• Work to do
Pull out every line with the word "Kenneth".
◆ ◆ ◆ ◆ ◆ ◆ ◆
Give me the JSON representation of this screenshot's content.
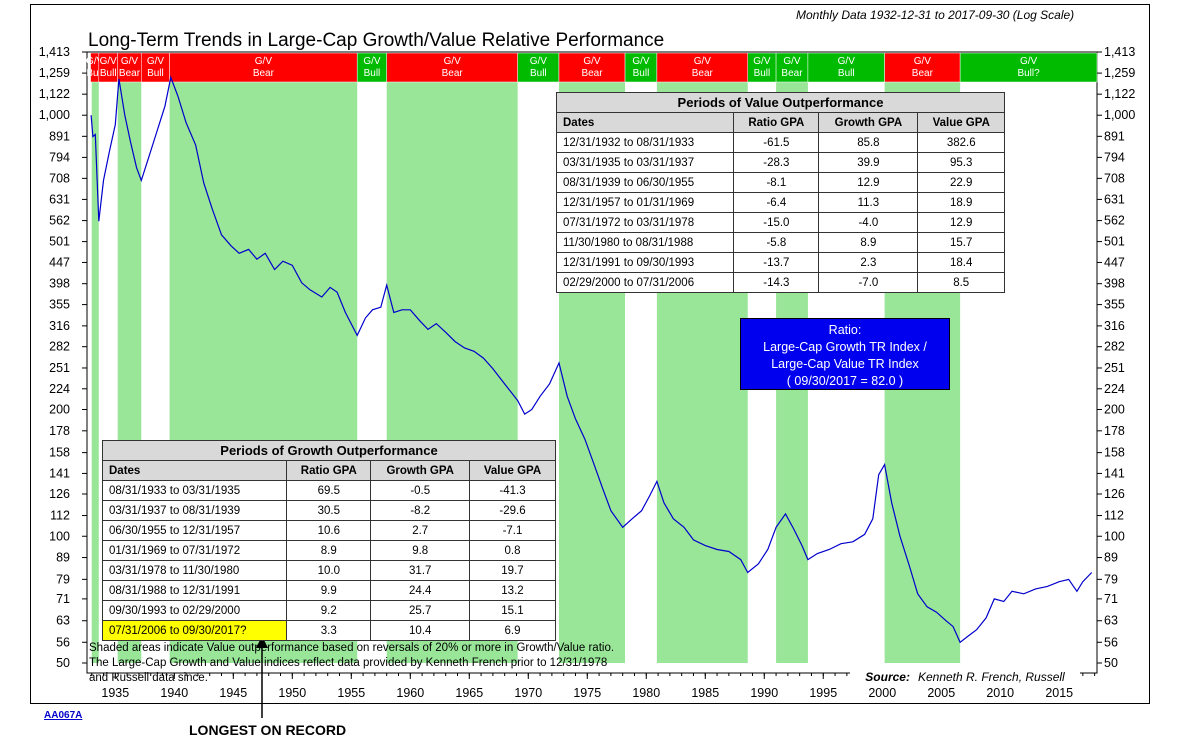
{
  "header": {
    "subtitle": "Monthly Data 1932-12-31 to 2017-09-30 (Log Scale)"
  },
  "chart_data": {
    "type": "line",
    "title": "Long-Term Trends in Large-Cap Growth/Value Relative Performance",
    "scale": "log",
    "ylim": [
      47.5,
      1413
    ],
    "xlim": [
      1932.6,
      2018.2
    ],
    "yticks": [
      "1,413",
      "1,259",
      "1,122",
      "1,000",
      "891",
      "794",
      "708",
      "631",
      "562",
      "501",
      "447",
      "398",
      "355",
      "316",
      "282",
      "251",
      "224",
      "200",
      "178",
      "158",
      "141",
      "126",
      "112",
      "100",
      "89",
      "79",
      "71",
      "63",
      "56",
      "50"
    ],
    "ytick_values": [
      1413,
      1259,
      1122,
      1000,
      891,
      794,
      708,
      631,
      562,
      501,
      447,
      398,
      355,
      316,
      282,
      251,
      224,
      200,
      178,
      158,
      141,
      126,
      112,
      100,
      89,
      79,
      71,
      63,
      56,
      50
    ],
    "xticks": [
      1935,
      1940,
      1945,
      1950,
      1955,
      1960,
      1965,
      1970,
      1975,
      1980,
      1985,
      1990,
      1995,
      2000,
      2005,
      2010,
      2015
    ],
    "xtick_labels": [
      "1935",
      "1940",
      "1945",
      "1950",
      "1955",
      "1960",
      "1965",
      "1970",
      "1975",
      "1980",
      "1985",
      "1990",
      "1995",
      "2000",
      "2005",
      "2010",
      "2015"
    ],
    "regimes": [
      {
        "start": 1932.9,
        "end": 1933.6,
        "label": "G/V",
        "sub": "Bull",
        "color": "#ff0000"
      },
      {
        "start": 1933.6,
        "end": 1935.2,
        "label": "G/V",
        "sub": "Bull",
        "color": "#ff0000"
      },
      {
        "start": 1935.2,
        "end": 1937.2,
        "label": "G/V",
        "sub": "Bear",
        "color": "#ff0000"
      },
      {
        "start": 1937.2,
        "end": 1939.6,
        "label": "G/V",
        "sub": "Bull",
        "color": "#ff0000"
      },
      {
        "start": 1939.6,
        "end": 1955.5,
        "label": "G/V",
        "sub": "Bear",
        "color": "#ff0000"
      },
      {
        "start": 1955.5,
        "end": 1958.0,
        "label": "G/V",
        "sub": "Bull",
        "color": "#00bb00"
      },
      {
        "start": 1958.0,
        "end": 1969.1,
        "label": "G/V",
        "sub": "Bear",
        "color": "#ff0000"
      },
      {
        "start": 1969.1,
        "end": 1972.6,
        "label": "G/V",
        "sub": "Bull",
        "color": "#00bb00"
      },
      {
        "start": 1972.6,
        "end": 1978.2,
        "label": "G/V",
        "sub": "Bear",
        "color": "#ff0000"
      },
      {
        "start": 1978.2,
        "end": 1980.9,
        "label": "G/V",
        "sub": "Bull",
        "color": "#00bb00"
      },
      {
        "start": 1980.9,
        "end": 1988.6,
        "label": "G/V",
        "sub": "Bear",
        "color": "#ff0000"
      },
      {
        "start": 1988.6,
        "end": 1991.0,
        "label": "G/V",
        "sub": "Bull",
        "color": "#00bb00"
      },
      {
        "start": 1991.0,
        "end": 1993.7,
        "label": "G/V",
        "sub": "Bear",
        "color": "#00bb00"
      },
      {
        "start": 1993.7,
        "end": 2000.2,
        "label": "G/V",
        "sub": "Bull",
        "color": "#00bb00"
      },
      {
        "start": 2000.2,
        "end": 2006.6,
        "label": "G/V",
        "sub": "Bear",
        "color": "#ff0000"
      },
      {
        "start": 2006.6,
        "end": 2018.2,
        "label": "G/V",
        "sub": "Bull?",
        "color": "#00bb00"
      }
    ],
    "shaded_periods": [
      [
        1933.0,
        1933.6
      ],
      [
        1935.2,
        1937.2
      ],
      [
        1939.6,
        1955.5
      ],
      [
        1958.0,
        1969.1
      ],
      [
        1972.6,
        1978.2
      ],
      [
        1980.9,
        1988.6
      ],
      [
        1991.0,
        1993.7
      ],
      [
        2000.2,
        2006.6
      ]
    ],
    "series": [
      {
        "name": "Large-Cap Growth TR Index / Large-Cap Value TR Index",
        "color": "#0000cc",
        "points": [
          [
            1932.95,
            1000
          ],
          [
            1933.1,
            890
          ],
          [
            1933.3,
            900
          ],
          [
            1933.6,
            560
          ],
          [
            1934.0,
            700
          ],
          [
            1934.5,
            820
          ],
          [
            1935.0,
            950
          ],
          [
            1935.3,
            1220
          ],
          [
            1935.8,
            1000
          ],
          [
            1936.3,
            860
          ],
          [
            1936.8,
            750
          ],
          [
            1937.2,
            700
          ],
          [
            1937.8,
            790
          ],
          [
            1938.5,
            910
          ],
          [
            1939.2,
            1050
          ],
          [
            1939.7,
            1230
          ],
          [
            1940.3,
            1110
          ],
          [
            1941.0,
            960
          ],
          [
            1941.8,
            850
          ],
          [
            1942.5,
            690
          ],
          [
            1943.2,
            600
          ],
          [
            1944.0,
            520
          ],
          [
            1944.8,
            490
          ],
          [
            1945.5,
            470
          ],
          [
            1946.3,
            480
          ],
          [
            1947.0,
            455
          ],
          [
            1947.7,
            470
          ],
          [
            1948.5,
            430
          ],
          [
            1949.2,
            450
          ],
          [
            1950.0,
            440
          ],
          [
            1950.8,
            400
          ],
          [
            1951.5,
            385
          ],
          [
            1952.5,
            370
          ],
          [
            1953.2,
            390
          ],
          [
            1953.8,
            380
          ],
          [
            1954.5,
            340
          ],
          [
            1955.5,
            300
          ],
          [
            1956.2,
            330
          ],
          [
            1956.8,
            345
          ],
          [
            1957.5,
            350
          ],
          [
            1958.0,
            395
          ],
          [
            1958.6,
            340
          ],
          [
            1959.3,
            345
          ],
          [
            1960.0,
            345
          ],
          [
            1960.8,
            325
          ],
          [
            1961.5,
            310
          ],
          [
            1962.2,
            320
          ],
          [
            1963.0,
            305
          ],
          [
            1963.8,
            290
          ],
          [
            1964.6,
            280
          ],
          [
            1965.4,
            275
          ],
          [
            1966.2,
            265
          ],
          [
            1967.0,
            250
          ],
          [
            1968.0,
            230
          ],
          [
            1969.1,
            210
          ],
          [
            1969.7,
            195
          ],
          [
            1970.3,
            200
          ],
          [
            1971.0,
            215
          ],
          [
            1971.8,
            230
          ],
          [
            1972.6,
            258
          ],
          [
            1973.3,
            215
          ],
          [
            1974.0,
            190
          ],
          [
            1974.8,
            170
          ],
          [
            1975.5,
            150
          ],
          [
            1976.3,
            130
          ],
          [
            1977.0,
            115
          ],
          [
            1978.0,
            105
          ],
          [
            1978.8,
            110
          ],
          [
            1979.6,
            115
          ],
          [
            1980.3,
            125
          ],
          [
            1980.9,
            135
          ],
          [
            1981.5,
            120
          ],
          [
            1982.3,
            110
          ],
          [
            1983.2,
            105
          ],
          [
            1984.0,
            98
          ],
          [
            1985.0,
            95
          ],
          [
            1986.0,
            93
          ],
          [
            1987.0,
            92
          ],
          [
            1988.0,
            88
          ],
          [
            1988.6,
            82
          ],
          [
            1989.5,
            86
          ],
          [
            1990.3,
            93
          ],
          [
            1991.0,
            105
          ],
          [
            1991.8,
            113
          ],
          [
            1992.5,
            104
          ],
          [
            1993.2,
            95
          ],
          [
            1993.7,
            88
          ],
          [
            1994.5,
            91
          ],
          [
            1995.5,
            93
          ],
          [
            1996.5,
            96
          ],
          [
            1997.5,
            97
          ],
          [
            1998.5,
            101
          ],
          [
            1999.2,
            110
          ],
          [
            1999.7,
            140
          ],
          [
            2000.2,
            148
          ],
          [
            2000.8,
            120
          ],
          [
            2001.5,
            100
          ],
          [
            2002.3,
            85
          ],
          [
            2003.0,
            73
          ],
          [
            2003.8,
            68
          ],
          [
            2004.6,
            66
          ],
          [
            2005.4,
            63
          ],
          [
            2006.0,
            61
          ],
          [
            2006.6,
            56
          ],
          [
            2007.3,
            58
          ],
          [
            2008.0,
            60
          ],
          [
            2008.8,
            64
          ],
          [
            2009.5,
            71
          ],
          [
            2010.3,
            70
          ],
          [
            2011.0,
            74
          ],
          [
            2012.0,
            73
          ],
          [
            2013.0,
            75
          ],
          [
            2014.0,
            76
          ],
          [
            2015.0,
            78
          ],
          [
            2015.8,
            79
          ],
          [
            2016.5,
            74
          ],
          [
            2017.0,
            78
          ],
          [
            2017.75,
            82
          ]
        ]
      }
    ]
  },
  "value_table": {
    "title": "Periods of Value Outperformance",
    "columns": [
      "Dates",
      "Ratio GPA",
      "Growth GPA",
      "Value GPA"
    ],
    "rows": [
      [
        "12/31/1932 to 08/31/1933",
        "-61.5",
        "85.8",
        "382.6"
      ],
      [
        "03/31/1935 to 03/31/1937",
        "-28.3",
        "39.9",
        "95.3"
      ],
      [
        "08/31/1939 to 06/30/1955",
        "-8.1",
        "12.9",
        "22.9"
      ],
      [
        "12/31/1957 to 01/31/1969",
        "-6.4",
        "11.3",
        "18.9"
      ],
      [
        "07/31/1972 to 03/31/1978",
        "-15.0",
        "-4.0",
        "12.9"
      ],
      [
        "11/30/1980 to 08/31/1988",
        "-5.8",
        "8.9",
        "15.7"
      ],
      [
        "12/31/1991 to 09/30/1993",
        "-13.7",
        "2.3",
        "18.4"
      ],
      [
        "02/29/2000 to 07/31/2006",
        "-14.3",
        "-7.0",
        "8.5"
      ]
    ]
  },
  "growth_table": {
    "title": "Periods of Growth Outperformance",
    "columns": [
      "Dates",
      "Ratio GPA",
      "Growth GPA",
      "Value GPA"
    ],
    "rows": [
      [
        "08/31/1933 to 03/31/1935",
        "69.5",
        "-0.5",
        "-41.3"
      ],
      [
        "03/31/1937 to 08/31/1939",
        "30.5",
        "-8.2",
        "-29.6"
      ],
      [
        "06/30/1955 to 12/31/1957",
        "10.6",
        "2.7",
        "-7.1"
      ],
      [
        "01/31/1969 to 07/31/1972",
        "8.9",
        "9.8",
        "0.8"
      ],
      [
        "03/31/1978 to 11/30/1980",
        "10.0",
        "31.7",
        "19.7"
      ],
      [
        "08/31/1988 to 12/31/1991",
        "9.9",
        "24.4",
        "13.2"
      ],
      [
        "09/30/1993 to 02/29/2000",
        "9.2",
        "25.7",
        "15.1"
      ],
      [
        "07/31/2006 to 09/30/2017?",
        "3.3",
        "10.4",
        "6.9"
      ]
    ]
  },
  "ratio_box": {
    "line1": "Ratio:",
    "line2": "Large-Cap Growth TR Index /",
    "line3": "Large-Cap Value TR Index",
    "line4": "( 09/30/2017 = 82.0 )"
  },
  "notes": {
    "line1": "Shaded areas indicate Value outperformance based on reversals of 20% or more in Growth/Value ratio.",
    "line2": "The Large-Cap Growth and Value indices reflect data provided by Kenneth French prior to 12/31/1978",
    "line3": "and Russell data since."
  },
  "source": {
    "label": "Source:",
    "text": "Kenneth R. French, Russell"
  },
  "footer": {
    "code": "AA067A",
    "callout": "LONGEST ON RECORD"
  },
  "colors": {
    "shade": "#99e699",
    "line": "#0000cc",
    "bear": "#ff0000",
    "bull": "#00bb00"
  }
}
◆ ◆ ◆ ◆ ◆ ◆ ◆
• Answer to the exercise
    "line2": "The Large-Cap Growth and Value indices reflect data provided by Kenneth French prior to 12/31/1978",
    "text": "Kenneth R. French, Russell"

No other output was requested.